*DIRECTIVE*:
Put every line of the entries below into a numbered list, leaving out any blank lines.
--
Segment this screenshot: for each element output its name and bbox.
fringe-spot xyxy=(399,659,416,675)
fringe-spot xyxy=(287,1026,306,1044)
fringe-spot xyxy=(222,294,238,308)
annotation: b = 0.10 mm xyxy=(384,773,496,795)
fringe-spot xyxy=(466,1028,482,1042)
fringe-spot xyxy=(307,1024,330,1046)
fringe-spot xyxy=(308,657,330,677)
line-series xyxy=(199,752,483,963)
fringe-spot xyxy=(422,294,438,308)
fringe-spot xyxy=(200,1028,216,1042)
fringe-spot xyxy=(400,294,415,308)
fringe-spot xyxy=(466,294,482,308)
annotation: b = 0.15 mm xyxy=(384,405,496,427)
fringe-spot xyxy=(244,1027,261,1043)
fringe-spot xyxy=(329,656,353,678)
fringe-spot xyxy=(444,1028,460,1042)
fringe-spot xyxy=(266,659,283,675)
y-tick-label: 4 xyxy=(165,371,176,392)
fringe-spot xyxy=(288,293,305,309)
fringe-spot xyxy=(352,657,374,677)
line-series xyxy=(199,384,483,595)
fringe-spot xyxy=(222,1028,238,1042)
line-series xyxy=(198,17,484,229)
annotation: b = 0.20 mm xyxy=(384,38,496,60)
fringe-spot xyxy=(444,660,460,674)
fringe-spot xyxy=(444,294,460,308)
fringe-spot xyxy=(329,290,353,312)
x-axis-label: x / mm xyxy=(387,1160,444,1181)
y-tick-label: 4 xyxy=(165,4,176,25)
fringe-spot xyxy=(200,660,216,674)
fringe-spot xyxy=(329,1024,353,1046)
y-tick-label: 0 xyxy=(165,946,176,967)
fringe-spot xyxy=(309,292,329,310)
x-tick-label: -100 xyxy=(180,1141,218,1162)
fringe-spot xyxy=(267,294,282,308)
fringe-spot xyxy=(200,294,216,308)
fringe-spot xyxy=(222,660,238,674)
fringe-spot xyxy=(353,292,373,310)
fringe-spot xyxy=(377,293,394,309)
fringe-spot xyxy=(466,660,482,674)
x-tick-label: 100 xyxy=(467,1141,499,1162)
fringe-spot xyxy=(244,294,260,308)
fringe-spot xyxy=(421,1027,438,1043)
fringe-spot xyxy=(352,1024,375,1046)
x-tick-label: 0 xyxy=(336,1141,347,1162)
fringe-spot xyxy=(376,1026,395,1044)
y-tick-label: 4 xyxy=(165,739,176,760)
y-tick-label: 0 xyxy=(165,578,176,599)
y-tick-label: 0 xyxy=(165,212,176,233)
--
*EXERCISE OUTPUT*:
1. Segment this screenshot: for each element output its name and bbox.
2. fringe-spot xyxy=(399,659,416,675)
3. fringe-spot xyxy=(287,1026,306,1044)
4. fringe-spot xyxy=(222,294,238,308)
5. annotation: b = 0.10 mm xyxy=(384,773,496,795)
6. fringe-spot xyxy=(466,1028,482,1042)
7. fringe-spot xyxy=(307,1024,330,1046)
8. fringe-spot xyxy=(308,657,330,677)
9. line-series xyxy=(199,752,483,963)
10. fringe-spot xyxy=(422,294,438,308)
11. fringe-spot xyxy=(200,1028,216,1042)
12. fringe-spot xyxy=(400,294,415,308)
13. fringe-spot xyxy=(466,294,482,308)
14. annotation: b = 0.15 mm xyxy=(384,405,496,427)
15. fringe-spot xyxy=(244,1027,261,1043)
16. fringe-spot xyxy=(329,656,353,678)
17. fringe-spot xyxy=(444,1028,460,1042)
18. fringe-spot xyxy=(266,659,283,675)
19. y-tick-label: 4 xyxy=(165,371,176,392)
20. fringe-spot xyxy=(288,293,305,309)
21. fringe-spot xyxy=(352,657,374,677)
22. line-series xyxy=(199,384,483,595)
23. fringe-spot xyxy=(222,1028,238,1042)
24. line-series xyxy=(198,17,484,229)
25. annotation: b = 0.20 mm xyxy=(384,38,496,60)
26. fringe-spot xyxy=(444,660,460,674)
27. fringe-spot xyxy=(444,294,460,308)
28. fringe-spot xyxy=(329,290,353,312)
29. x-axis-label: x / mm xyxy=(387,1160,444,1181)
30. y-tick-label: 4 xyxy=(165,4,176,25)
31. fringe-spot xyxy=(200,660,216,674)
32. fringe-spot xyxy=(329,1024,353,1046)
33. y-tick-label: 0 xyxy=(165,946,176,967)
34. fringe-spot xyxy=(309,292,329,310)
35. x-tick-label: -100 xyxy=(180,1141,218,1162)
36. fringe-spot xyxy=(267,294,282,308)
37. fringe-spot xyxy=(200,294,216,308)
38. fringe-spot xyxy=(222,660,238,674)
39. fringe-spot xyxy=(353,292,373,310)
40. fringe-spot xyxy=(377,293,394,309)
41. fringe-spot xyxy=(466,660,482,674)
42. x-tick-label: 100 xyxy=(467,1141,499,1162)
43. fringe-spot xyxy=(244,294,260,308)
44. fringe-spot xyxy=(421,1027,438,1043)
45. fringe-spot xyxy=(352,1024,375,1046)
46. x-tick-label: 0 xyxy=(336,1141,347,1162)
47. fringe-spot xyxy=(376,1026,395,1044)
48. y-tick-label: 4 xyxy=(165,739,176,760)
49. y-tick-label: 0 xyxy=(165,578,176,599)
50. y-tick-label: 0 xyxy=(165,212,176,233)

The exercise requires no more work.